# WRITTEN TASK
Could you change every "chevron-down-icon" in the listing below to "dropdown-arrow-icon" and return the whole listing otherwise unchanged, omitting the pictures?

* BEGIN SUPPLIED RECORDS *

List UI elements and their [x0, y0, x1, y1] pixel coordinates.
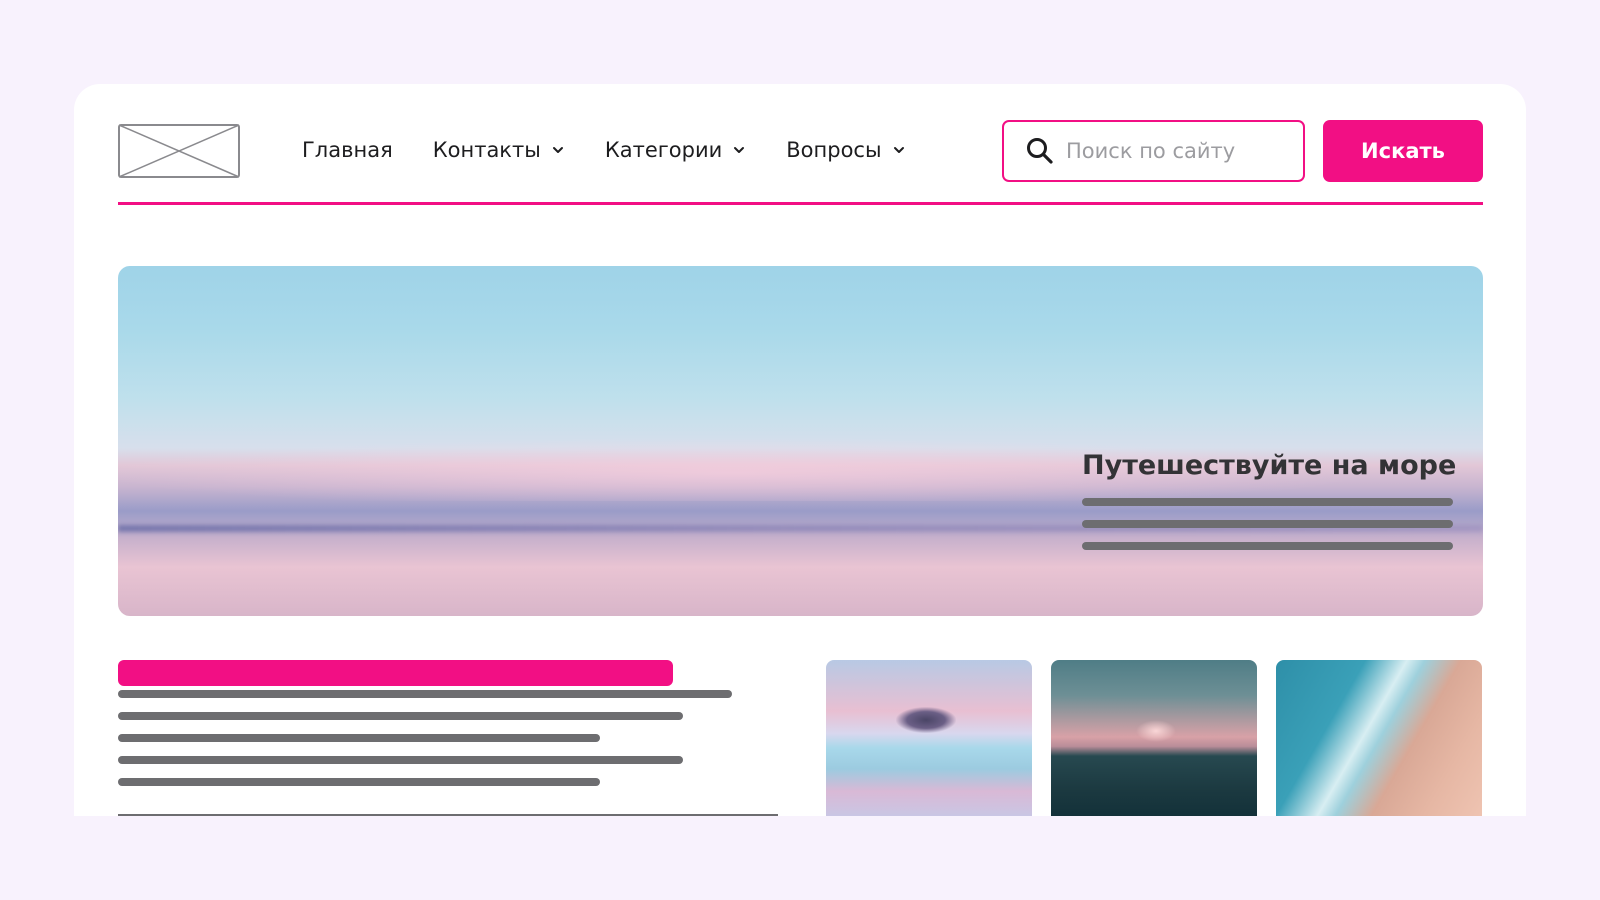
search-input[interactable] [1066, 139, 1296, 163]
nav-item-label: Контакты [432, 138, 541, 162]
search-button[interactable]: Искать [1323, 120, 1483, 182]
page-card: Главная Контакты Категории Вопросы Искат… [74, 84, 1526, 816]
nav-item-label: Категории [604, 138, 723, 162]
text-line-placeholder [118, 778, 600, 786]
nav-item-categories[interactable]: Категории [605, 138, 746, 162]
content-divider [118, 814, 778, 816]
hero-text-line [1082, 498, 1453, 506]
gallery-image-sea-pink-clouds[interactable] [826, 660, 1032, 816]
chevron-down-icon [893, 147, 904, 153]
search-box [1002, 120, 1305, 182]
nav-item-label: Главная [302, 138, 393, 162]
text-line-placeholder [118, 712, 683, 720]
gallery-image-sea-sunset[interactable] [1051, 660, 1257, 816]
hero-text-line [1082, 542, 1453, 550]
logo-placeholder-icon[interactable] [118, 124, 240, 178]
header-divider [118, 202, 1483, 205]
nav-item-faq[interactable]: Вопросы [786, 138, 905, 162]
content-heading-placeholder [118, 660, 673, 686]
gallery-image-beach-aerial[interactable] [1276, 660, 1482, 816]
text-line-placeholder [118, 756, 683, 764]
text-line-placeholder [118, 734, 600, 742]
chevron-down-icon [552, 147, 563, 153]
text-line-placeholder [118, 690, 732, 698]
nav-item-home[interactable]: Главная [302, 138, 393, 162]
chevron-down-icon [734, 147, 745, 153]
hero-banner: Путешествуйте на море [118, 266, 1483, 616]
cloud-shape [896, 707, 956, 733]
nav-item-contacts[interactable]: Контакты [433, 138, 565, 162]
sun-glow [1136, 720, 1176, 742]
hero-text-line [1082, 520, 1453, 528]
hero-title: Путешествуйте на море [1082, 450, 1457, 481]
main-nav: Главная Контакты Категории Вопросы [302, 130, 946, 170]
nav-item-label: Вопросы [786, 138, 882, 162]
search-icon [1027, 138, 1053, 164]
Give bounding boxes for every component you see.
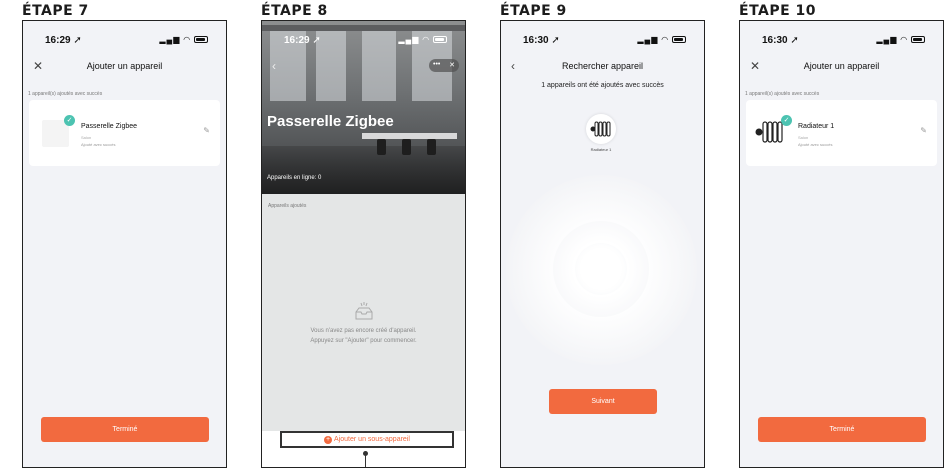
device-room: Salon [798, 135, 809, 140]
phone-screen-step-10: 16:30 ➚ ▂▄▆ ◠ ✕ Ajouter un appareil 1 ap… [739, 20, 944, 468]
status-bar: 16:30 ➚ ▂▄▆ ◠ [740, 35, 943, 49]
status-bar: 16:30 ➚ ▂▄▆ ◠ [501, 35, 704, 49]
location-icon: ➚ [73, 35, 82, 46]
location-icon: ➚ [312, 35, 321, 46]
status-time: 16:29 ➚ [45, 35, 82, 46]
battery-icon [433, 36, 447, 44]
hero-menu: ••• ✕ [429, 59, 459, 72]
battery-icon [672, 36, 686, 44]
success-check-icon: ✓ [64, 115, 75, 126]
step-7-title: ÉTAPE 7 [22, 3, 89, 19]
step-10-title: ÉTAPE 10 [739, 3, 817, 19]
status-icons: ▂▄▆ ◠ [159, 35, 208, 44]
search-result-header: 1 appareils ont été ajoutés avec succès [541, 82, 664, 89]
wifi-icon: ◠ [900, 35, 908, 44]
phone-screen-step-9: 16:30 ➚ ▂▄▆ ◠ ‹ Rechercher appareil 1 ap… [500, 20, 705, 468]
plus-icon: + [324, 436, 333, 444]
status-time: 16:29 ➚ [284, 35, 321, 46]
empty-box-icon [355, 302, 373, 320]
status-icons: ▂▄▆ ◠ [876, 35, 925, 44]
page-title: Rechercher appareil [561, 61, 644, 71]
gateway-title: Passerelle Zigbee [267, 113, 394, 130]
status-icons: ▂▄▆ ◠ [637, 35, 686, 44]
status-icons: ▂▄▆ ◠ [398, 35, 447, 44]
edit-icon[interactable]: ✎ [920, 126, 927, 135]
phone-screen-step-8: 16:29 ➚ ▂▄▆ ◠ ‹ ••• ✕ Passerelle Zigbee … [261, 20, 466, 468]
bottom-bar: + Ajouter un sous-appareil [262, 431, 465, 467]
radiator-icon [590, 121, 611, 137]
done-button[interactable]: Terminé [758, 417, 926, 442]
device-card[interactable]: ✓ Radiateur 1 Salon Ajouté avec succès ✎ [746, 100, 937, 166]
success-caption: 1 appareil(s) ajoutés avec succès [745, 91, 820, 97]
step-9-title: ÉTAPE 9 [500, 3, 567, 19]
status-bar: 16:29 ➚ ▂▄▆ ◠ [262, 35, 465, 49]
step-8-title: ÉTAPE 8 [261, 3, 328, 19]
page-title: Ajouter un appareil [803, 61, 880, 71]
nav-bar: ‹ Rechercher appareil [501, 59, 704, 77]
device-room: Salon [81, 135, 92, 140]
nav-bar: ✕ Ajouter un appareil [740, 59, 943, 77]
added-devices-label: Appareils ajoutés [268, 203, 307, 209]
more-icon[interactable]: ••• [433, 58, 440, 71]
back-icon[interactable]: ‹ [272, 59, 276, 73]
add-sub-device-button[interactable]: + Ajouter un sous-appareil [280, 431, 454, 448]
location-icon: ➚ [790, 35, 799, 46]
signal-icon: ▂▄▆ [876, 35, 898, 44]
device-status: Ajouté avec succès [798, 142, 833, 147]
wifi-icon: ◠ [661, 35, 669, 44]
phone-screen-step-7: 16:29 ➚ ▂▄▆ ◠ ✕ Ajouter un appareil 1 ap… [22, 20, 227, 468]
success-check-icon: ✓ [781, 115, 792, 126]
close-icon[interactable]: ✕ [449, 59, 455, 72]
signal-icon: ▂▄▆ [398, 35, 420, 44]
status-time: 16:30 ➚ [762, 35, 799, 46]
device-name: Passerelle Zigbee [81, 123, 138, 130]
device-status: Ajouté avec succès [81, 142, 116, 147]
device-name: Radiateur 1 [798, 123, 835, 130]
device-card[interactable]: ✓ Passerelle Zigbee Salon Ajouté avec su… [29, 100, 220, 166]
status-bar: 16:29 ➚ ▂▄▆ ◠ [23, 35, 226, 49]
battery-icon [911, 36, 925, 44]
next-button[interactable]: Suivant [549, 389, 657, 414]
status-time: 16:30 ➚ [523, 35, 560, 46]
online-devices-count: Appareils en ligne: 0 [267, 175, 322, 181]
done-button[interactable]: Terminé [41, 417, 209, 442]
battery-icon [194, 36, 208, 44]
page-title: Ajouter un appareil [86, 61, 163, 71]
edit-icon[interactable]: ✎ [203, 126, 210, 135]
empty-state-text: Vous n'avez pas encore créé d'appareil. … [310, 328, 417, 344]
signal-icon: ▂▄▆ [637, 35, 659, 44]
found-device-label: Radiateur 1 [590, 147, 612, 152]
nav-bar: ✕ Ajouter un appareil [23, 59, 226, 77]
location-icon: ➚ [551, 35, 560, 46]
wifi-icon: ◠ [183, 35, 191, 44]
signal-icon: ▂▄▆ [159, 35, 181, 44]
success-caption: 1 appareil(s) ajoutés avec succès [28, 91, 103, 97]
found-device[interactable] [586, 114, 616, 144]
wifi-icon: ◠ [422, 35, 430, 44]
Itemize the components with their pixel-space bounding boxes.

* END SUPPLIED RECORDS *

# SOLUTION FOR THIS PROBLEM
List UI elements and their [x0, y0, x1, y1] pixel coordinates.
search-input[interactable] [1066, 139, 1296, 163]
nav-item-label: Контакты [432, 138, 541, 162]
search-button[interactable]: Искать [1323, 120, 1483, 182]
page-card: Главная Контакты Категории Вопросы Искат… [74, 84, 1526, 816]
nav-item-label: Категории [604, 138, 723, 162]
text-line-placeholder [118, 778, 600, 786]
nav-item-categories[interactable]: Категории [605, 138, 746, 162]
content-divider [118, 814, 778, 816]
hero-text-line [1082, 498, 1453, 506]
gallery-image-sea-pink-clouds[interactable] [826, 660, 1032, 816]
dropdown-arrow-icon [893, 147, 904, 153]
search-box [1002, 120, 1305, 182]
nav-item-label: Главная [302, 138, 393, 162]
text-line-placeholder [118, 712, 683, 720]
gallery-image-sea-sunset[interactable] [1051, 660, 1257, 816]
hero-text-line [1082, 542, 1453, 550]
logo-placeholder-icon[interactable] [118, 124, 240, 178]
header-divider [118, 202, 1483, 205]
nav-item-faq[interactable]: Вопросы [786, 138, 905, 162]
content-heading-placeholder [118, 660, 673, 686]
gallery-image-beach-aerial[interactable] [1276, 660, 1482, 816]
text-line-placeholder [118, 756, 683, 764]
text-line-placeholder [118, 734, 600, 742]
dropdown-arrow-icon [552, 147, 563, 153]
text-line-placeholder [118, 690, 732, 698]
nav-item-home[interactable]: Главная [302, 138, 393, 162]
dropdown-arrow-icon [734, 147, 745, 153]
hero-banner: Путешествуйте на море [118, 266, 1483, 616]
cloud-shape [896, 707, 956, 733]
nav-item-contacts[interactable]: Контакты [433, 138, 565, 162]
sun-glow [1136, 720, 1176, 742]
hero-text-line [1082, 520, 1453, 528]
hero-title: Путешествуйте на море [1082, 450, 1457, 481]
main-nav: Главная Контакты Категории Вопросы [302, 130, 946, 170]
nav-item-label: Вопросы [786, 138, 882, 162]
search-icon [1027, 138, 1053, 164]
Give bounding boxes for every component you see.
device-room: Salon [798, 135, 809, 140]
phone-screen-step-10: 16:30 ➚ ▂▄▆ ◠ ✕ Ajouter un appareil 1 ap… [739, 20, 944, 468]
status-bar: 16:30 ➚ ▂▄▆ ◠ [740, 35, 943, 49]
status-bar: 16:30 ➚ ▂▄▆ ◠ [501, 35, 704, 49]
location-icon: ➚ [73, 35, 82, 46]
location-icon: ➚ [312, 35, 321, 46]
status-time: 16:29 ➚ [45, 35, 82, 46]
battery-icon [433, 36, 447, 44]
hero-menu: ••• ✕ [429, 59, 459, 72]
battery-icon [672, 36, 686, 44]
success-check-icon: ✓ [64, 115, 75, 126]
step-7-title: ÉTAPE 7 [22, 3, 89, 19]
step-10-title: ÉTAPE 10 [739, 3, 817, 19]
status-icons: ▂▄▆ ◠ [159, 35, 208, 44]
search-result-header: 1 appareils ont été ajoutés avec succès [541, 82, 664, 89]
wifi-icon: ◠ [900, 35, 908, 44]
phone-screen-step-9: 16:30 ➚ ▂▄▆ ◠ ‹ Rechercher appareil 1 ap… [500, 20, 705, 468]
plus-icon: + [324, 436, 333, 444]
status-time: 16:29 ➚ [284, 35, 321, 46]
empty-box-icon [355, 302, 373, 320]
status-icons: ▂▄▆ ◠ [876, 35, 925, 44]
page-title: Rechercher appareil [561, 61, 644, 71]
gateway-title: Passerelle Zigbee [267, 113, 394, 130]
status-icons: ▂▄▆ ◠ [637, 35, 686, 44]
status-icons: ▂▄▆ ◠ [398, 35, 447, 44]
edit-icon[interactable]: ✎ [920, 126, 927, 135]
phone-screen-step-8: 16:29 ➚ ▂▄▆ ◠ ‹ ••• ✕ Passerelle Zigbee … [261, 20, 466, 468]
bottom-bar: + Ajouter un sous-appareil [262, 431, 465, 467]
radiator-icon [590, 121, 611, 137]
done-button[interactable]: Terminé [758, 417, 926, 442]
device-card[interactable]: ✓ Radiateur 1 Salon Ajouté avec succès ✎ [746, 100, 937, 166]
success-caption: 1 appareil(s) ajoutés avec succès [745, 91, 820, 97]
step-9-title: ÉTAPE 9 [500, 3, 567, 19]
status-bar: 16:29 ➚ ▂▄▆ ◠ [262, 35, 465, 49]
step-8-title: ÉTAPE 8 [261, 3, 328, 19]
page-title: Ajouter un appareil [803, 61, 880, 71]
nav-bar: ‹ Rechercher appareil [501, 59, 704, 77]
device-room: Salon [81, 135, 92, 140]
nav-bar: ✕ Ajouter un appareil [740, 59, 943, 77]
added-devices-label: Appareils ajoutés [268, 203, 307, 209]
more-icon[interactable]: ••• [433, 58, 440, 71]
back-icon[interactable]: ‹ [272, 59, 276, 73]
add-sub-device-button[interactable]: + Ajouter un sous-appareil [280, 431, 454, 448]
location-icon: ➚ [790, 35, 799, 46]
signal-icon: ▂▄▆ [876, 35, 898, 44]
device-status: Ajouté avec succès [798, 142, 833, 147]
wifi-icon: ◠ [661, 35, 669, 44]
phone-screen-step-7: 16:29 ➚ ▂▄▆ ◠ ✕ Ajouter un appareil 1 ap… [22, 20, 227, 468]
success-check-icon: ✓ [781, 115, 792, 126]
close-icon[interactable]: ✕ [449, 59, 455, 72]
signal-icon: ▂▄▆ [398, 35, 420, 44]
status-time: 16:30 ➚ [762, 35, 799, 46]
device-name: Passerelle Zigbee [81, 123, 138, 130]
device-status: Ajouté avec succès [81, 142, 116, 147]
device-name: Radiateur 1 [798, 123, 835, 130]
device-card[interactable]: ✓ Passerelle Zigbee Salon Ajouté avec su… [29, 100, 220, 166]
status-bar: 16:29 ➚ ▂▄▆ ◠ [23, 35, 226, 49]
battery-icon [911, 36, 925, 44]
next-button[interactable]: Suivant [549, 389, 657, 414]
status-time: 16:30 ➚ [523, 35, 560, 46]
online-devices-count: Appareils en ligne: 0 [267, 175, 322, 181]
done-button[interactable]: Terminé [41, 417, 209, 442]
battery-icon [194, 36, 208, 44]
page-title: Ajouter un appareil [86, 61, 163, 71]
edit-icon[interactable]: ✎ [203, 126, 210, 135]
empty-state-text: Vous n'avez pas encore créé d'appareil. … [310, 328, 417, 344]
signal-icon: ▂▄▆ [637, 35, 659, 44]
found-device-label: Radiateur 1 [590, 147, 612, 152]
nav-bar: ✕ Ajouter un appareil [23, 59, 226, 77]
location-icon: ➚ [551, 35, 560, 46]
wifi-icon: ◠ [183, 35, 191, 44]
signal-icon: ▂▄▆ [159, 35, 181, 44]
success-caption: 1 appareil(s) ajoutés avec succès [28, 91, 103, 97]
found-device[interactable] [586, 114, 616, 144]
wifi-icon: ◠ [422, 35, 430, 44]
Itemize the components with their pixel-space bounding boxes.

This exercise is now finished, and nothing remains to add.